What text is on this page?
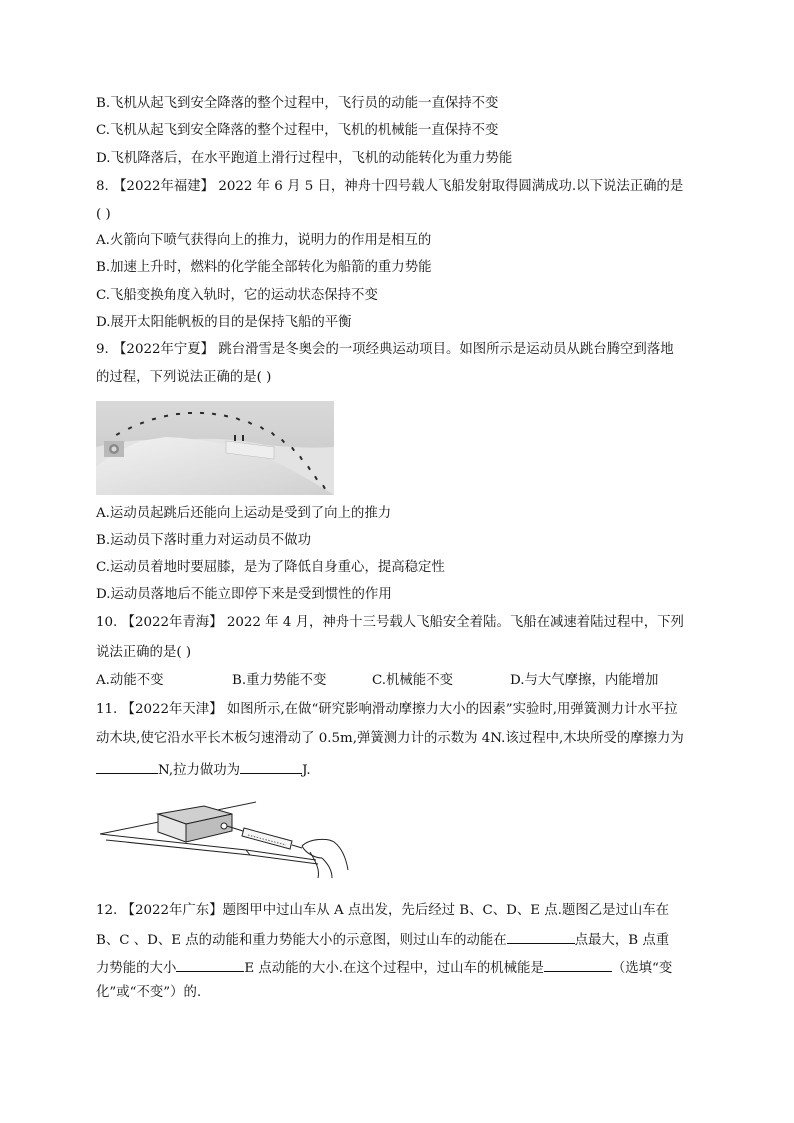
B.飞机从起飞到安全降落的整个过程中，飞行员的动能一直保持不变
C.飞机从起飞到安全降落的整个过程中，飞机的机械能一直保持不变
D.飞机降落后，在水平跑道上滑行过程中，飞机的动能转化为重力势能
8. 【2022年福建】 2022 年 6 月 5 日，神舟十四号载人飞船发射取得圆满成功.以下说法正确的是
( )
A.火箭向下喷气获得向上的推力，说明力的作用是相互的
B.加速上升时，燃料的化学能全部转化为船箭的重力势能
C.飞船变换角度入轨时，它的运动状态保持不变
D.展开太阳能帆板的目的是保持飞船的平衡
9. 【2022年宁夏】 跳台滑雪是冬奥会的一项经典运动项目。如图所示是运动员从跳台腾空到落地
的过程，下列说法正确的是( )
A.运动员起跳后还能向上运动是受到了向上的推力
B.运动员下落时重力对运动员不做功
C.运动员着地时要屈膝，是为了降低自身重心，提高稳定性
D.运动员落地后不能立即停下来是受到惯性的作用
10. 【2022年青海】 2022 年 4 月，神舟十三号载人飞船安全着陆。飞船在减速着陆过程中，下列
说法正确的是( )
A.动能不变	B.重力势能不变	C.机械能不变	D.与大气摩擦，内能增加
11. 【2022年天津】 如图所示,在做“研究影响滑动摩擦力大小的因素”实验时,用弹簧测力计水平拉
动木块,使它沿水平长木板匀速滑动了 0.5m,弹簧测力计的示数为 4N.该过程中,木块所受的摩擦力为
N,拉力做功为	J.
12. 【2022年广东】题图甲中过山车从 A 点出发，先后经过 B、C、D、E 点.题图乙是过山车在
B、C 、D、E 点的动能和重力势能大小的示意图，则过山车的动能在	点最大，B 点重
力势能的大小	E 点动能的大小.在这个过程中，过山车的机械能是	（选填“变
化”或“不变”）的.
══════
◆ Objective ◆
Copy the records above exactly, leaving out every picture.

◆ Expected answer ◆
What text is on this page?
B.飞机从起飞到安全降落的整个过程中，飞行员的动能一直保持不变
C.飞机从起飞到安全降落的整个过程中，飞机的机械能一直保持不变
D.飞机降落后，在水平跑道上滑行过程中，飞机的动能转化为重力势能
8. 【2022年福建】 2022 年 6 月 5 日，神舟十四号载人飞船发射取得圆满成功.以下说法正确的是
( )
A.火箭向下喷气获得向上的推力，说明力的作用是相互的
B.加速上升时，燃料的化学能全部转化为船箭的重力势能
C.飞船变换角度入轨时，它的运动状态保持不变
D.展开太阳能帆板的目的是保持飞船的平衡
9. 【2022年宁夏】 跳台滑雪是冬奥会的一项经典运动项目。如图所示是运动员从跳台腾空到落地
的过程，下列说法正确的是( )
A.运动员起跳后还能向上运动是受到了向上的推力
B.运动员下落时重力对运动员不做功
C.运动员着地时要屈膝，是为了降低自身重心，提高稳定性
D.运动员落地后不能立即停下来是受到惯性的作用
10. 【2022年青海】 2022 年 4 月，神舟十三号载人飞船安全着陆。飞船在减速着陆过程中，下列
说法正确的是( )
A.动能不变	B.重力势能不变	C.机械能不变	D.与大气摩擦，内能增加
11. 【2022年天津】 如图所示,在做“研究影响滑动摩擦力大小的因素”实验时,用弹簧测力计水平拉
动木块,使它沿水平长木板匀速滑动了 0.5m,弹簧测力计的示数为 4N.该过程中,木块所受的摩擦力为
N,拉力做功为	J.
12. 【2022年广东】题图甲中过山车从 A 点出发，先后经过 B、C、D、E 点.题图乙是过山车在
B、C 、D、E 点的动能和重力势能大小的示意图，则过山车的动能在	点最大，B 点重
力势能的大小	E 点动能的大小.在这个过程中，过山车的机械能是	（选填“变
化”或“不变”）的.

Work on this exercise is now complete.